• [Stored records]
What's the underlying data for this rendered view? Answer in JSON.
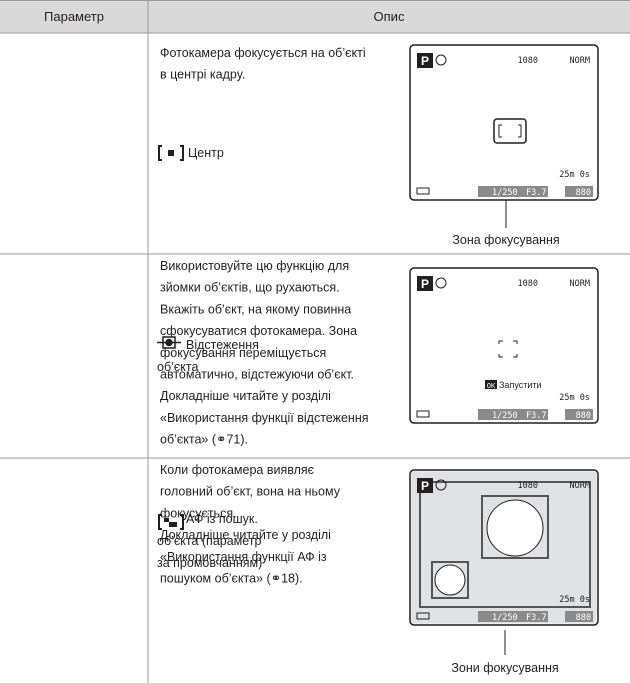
{
  "table": {
    "header": [
      "Параметр",
      "Опис"
    ],
    "rows": [
      {
        "option": [
          "Центр"
        ],
        "description": [
          "Фотокамера фокусується на об’єкті",
          "в центрі кадру."
        ],
        "screen": {
          "mode": "P",
          "video": "1080",
          "quality": "NORM",
          "time": "25m 0s",
          "shutter": "1/250",
          "aperture": "F3.7",
          "shots": "880"
        },
        "caption": "Зона фокусування"
      },
      {
        "option": [
          "Відстеження",
          "об’єкта"
        ],
        "description": [
          "Використовуйте цю функцію для",
          "зйомки об’єктів, що рухаються.",
          "Вкажіть об’єкт, на якому повинна",
          "сфокусуватися фотокамера. Зона",
          "фокусування переміщується",
          "автоматично, відстежуючи об’єкт.",
          "Докладніше читайте у розділі",
          "«Використання функції відстеження",
          "об’єкта» (⚭71)."
        ],
        "screen": {
          "mode": "P",
          "video": "1080",
          "quality": "NORM",
          "time": "25m 0s",
          "shutter": "1/250",
          "aperture": "F3.7",
          "shots": "880",
          "ok": "OK",
          "start": "Запустити"
        }
      },
      {
        "option": [
          "АФ із пошук.",
          "об’єкта (параметр",
          "за промовчанням)"
        ],
        "description": [
          "Коли фотокамера виявляє",
          "головний об’єкт, вона на ньому",
          "фокусується.",
          "Докладніше читайте у розділі",
          "«Використання функції АФ із",
          "пошуком об’єкта» (⚭18)."
        ],
        "screen": {
          "mode": "P",
          "video": "1080",
          "quality": "NORM",
          "time": "25m 0s",
          "shutter": "1/250",
          "aperture": "F3.7",
          "shots": "880"
        },
        "caption": "Зони фокусування"
      }
    ]
  }
}
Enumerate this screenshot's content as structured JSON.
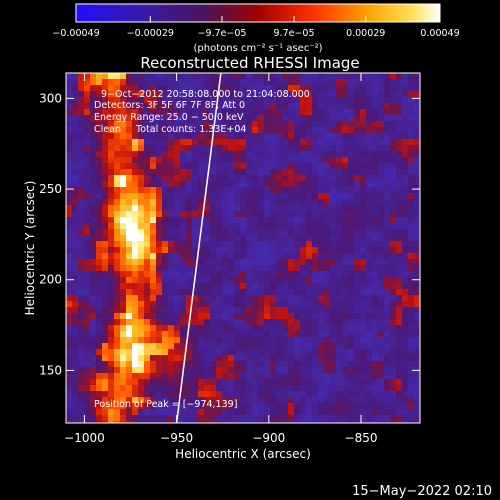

• [Task prompt]
Quote the records above in full, dropping each picture.

• [Exercise result]
What's the underlying data for this rendered view? Answer in JSON.
{
  "table": {
    "header": [
      "Параметр",
      "Опис"
    ],
    "rows": [
      {
        "option": [
          "Центр"
        ],
        "description": [
          "Фотокамера фокусується на об’єкті",
          "в центрі кадру."
        ],
        "screen": {
          "mode": "P",
          "video": "1080",
          "quality": "NORM",
          "time": "25m 0s",
          "shutter": "1/250",
          "aperture": "F3.7",
          "shots": "880"
        },
        "caption": "Зона фокусування"
      },
      {
        "option": [
          "Відстеження",
          "об’єкта"
        ],
        "description": [
          "Використовуйте цю функцію для",
          "зйомки об’єктів, що рухаються.",
          "Вкажіть об’єкт, на якому повинна",
          "сфокусуватися фотокамера. Зона",
          "фокусування переміщується",
          "автоматично, відстежуючи об’єкт.",
          "Докладніше читайте у розділі",
          "«Використання функції відстеження",
          "об’єкта» (⚭71)."
        ],
        "screen": {
          "mode": "P",
          "video": "1080",
          "quality": "NORM",
          "time": "25m 0s",
          "shutter": "1/250",
          "aperture": "F3.7",
          "shots": "880",
          "ok": "OK",
          "start": "Запустити"
        }
      },
      {
        "option": [
          "АФ із пошук.",
          "об’єкта (параметр",
          "за промовчанням)"
        ],
        "description": [
          "Коли фотокамера виявляє",
          "головний об’єкт, вона на ньому",
          "фокусується.",
          "Докладніше читайте у розділі",
          "«Використання функції АФ із",
          "пошуком об’єкта» (⚭18)."
        ],
        "screen": {
          "mode": "P",
          "video": "1080",
          "quality": "NORM",
          "time": "25m 0s",
          "shutter": "1/250",
          "aperture": "F3.7",
          "shots": "880"
        },
        "caption": "Зони фокусування"
      }
    ]
  }
}
Enumerate this screenshot's content as structured JSON.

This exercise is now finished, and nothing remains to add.